Dataset entries:
● ● ●
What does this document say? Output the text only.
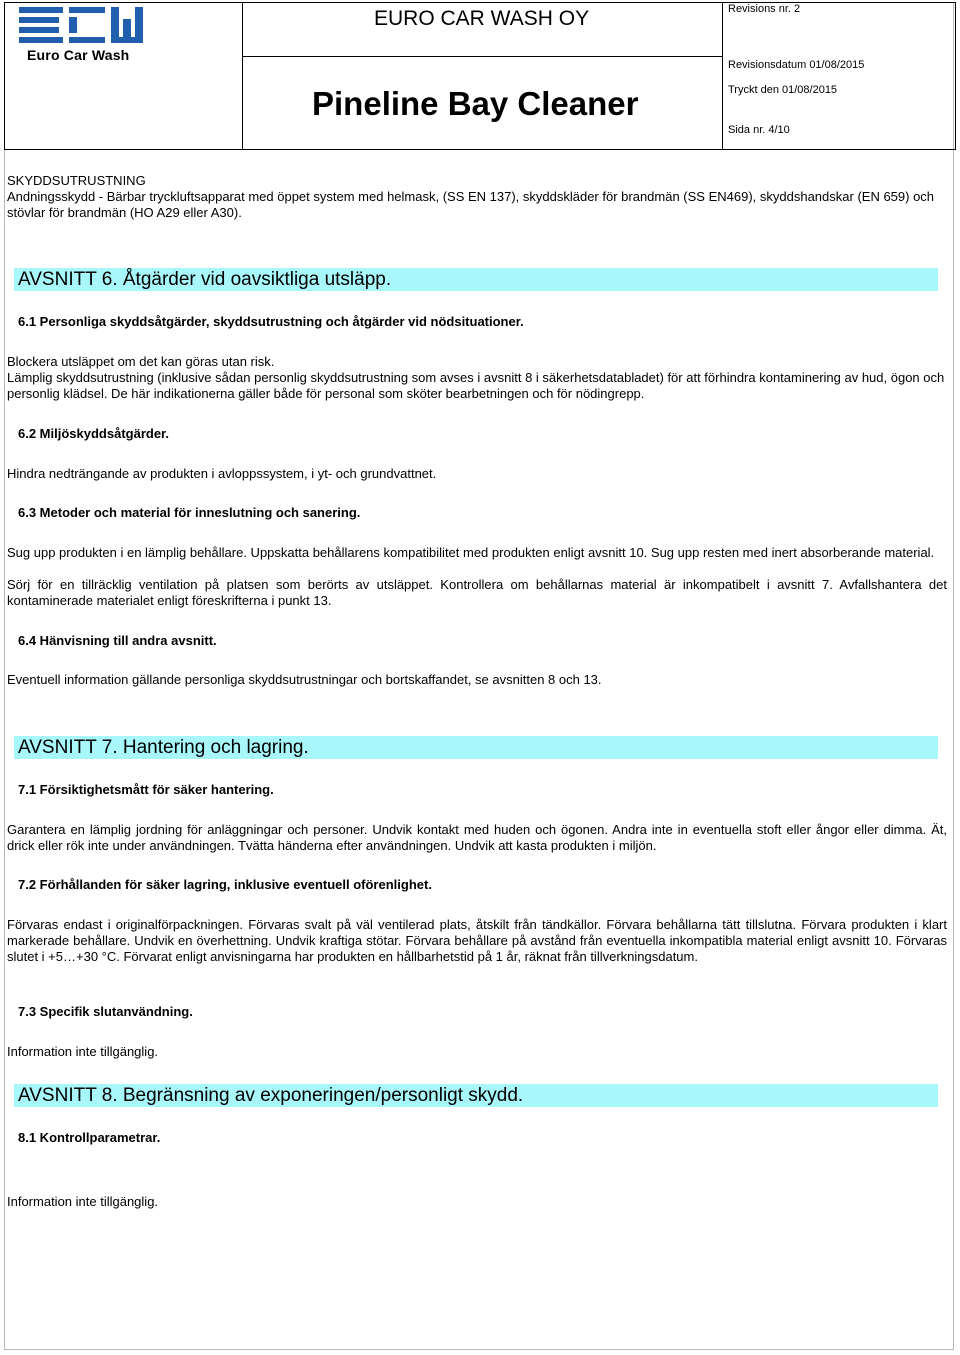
Euro Car Wash
EURO CAR WASH OY
Pineline Bay Cleaner
Revisions nr. 2
Revisionsdatum 01/08/2015
Tryckt den 01/08/2015
Sida nr. 4/10
SKYDDSUTRUSTNING
Andningsskydd - Bärbar tryckluftsapparat med öppet system med helmask, (SS EN 137), skyddskläder för brandmän (SS EN469), skyddshandskar (EN 659) och stövlar för brandmän (HO A29 eller A30).
AVSNITT 6. Åtgärder vid oavsiktliga utsläpp.
6.1 Personliga skyddsåtgärder, skyddsutrustning och åtgärder vid nödsituationer.
Blockera utsläppet om det kan göras utan risk.
Lämplig skyddsutrustning (inklusive sådan personlig skyddsutrustning som avses i avsnitt 8 i säkerhetsdatabladet) för att förhindra kontaminering av hud, ögon och personlig klädsel. De här indikationerna gäller både för personal som sköter bearbetningen och för nödingrepp.
6.2 Miljöskyddsåtgärder.
Hindra nedträngande av produkten i avloppssystem, i yt- och grundvattnet.
6.3 Metoder och material för inneslutning och sanering.
Sug upp produkten i en lämplig behållare. Uppskatta behållarens kompatibilitet med produkten enligt avsnitt 10. Sug upp resten med inert absorberande material.
Sörj för en tillräcklig ventilation på platsen som berörts av utsläppet. Kontrollera om behållarnas material är inkompatibelt i avsnitt 7. Avfallshantera det kontaminerade materialet enligt föreskrifterna i punkt 13.
6.4 Hänvisning till andra avsnitt.
Eventuell information gällande personliga skyddsutrustningar och bortskaffandet, se avsnitten 8 och 13.
AVSNITT 7. Hantering och lagring.
7.1 Försiktighetsmått för säker hantering.
Garantera en lämplig jordning för anläggningar och personer. Undvik kontakt med huden och ögonen. Andra inte in eventuella stoft eller ångor eller dimma. Ät, drick eller rök inte under användningen. Tvätta händerna efter användningen. Undvik att kasta produkten i miljön.
7.2 Förhållanden för säker lagring, inklusive eventuell oförenlighet.
Förvaras endast i originalförpackningen. Förvaras svalt på väl ventilerad plats, åtskilt från tändkällor. Förvara behållarna tätt tillslutna. Förvara produkten i klart markerade behållare. Undvik en överhettning. Undvik kraftiga stötar. Förvara behållare på avstånd från eventuella inkompatibla material enligt avsnitt 10. Förvaras slutet i +5…+30 °C. Förvarat enligt anvisningarna har produkten en hållbarhetstid på 1 år, räknat från tillverkningsdatum.
7.3 Specifik slutanvändning.
Information inte tillgänglig.
AVSNITT 8. Begränsning av exponeringen/personligt skydd.
8.1 Kontrollparametrar.
Information inte tillgänglig.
● ● ●
— What is expected —
Find the lines above holding the word "eller" and show them.

— In response —
Andningsskydd - Bärbar tryckluftsapparat med öppet system med helmask, (SS EN 137), skyddskläder för brandmän (SS EN469), skyddshandskar (EN 659) och stövlar för brandmän (HO A29 eller A30).
Garantera en lämplig jordning för anläggningar och personer. Undvik kontakt med huden och ögonen. Andra inte in eventuella stoft eller ångor eller dimma. Ät, drick eller rök inte under användningen. Tvätta händerna efter användningen. Undvik att kasta produkten i miljön.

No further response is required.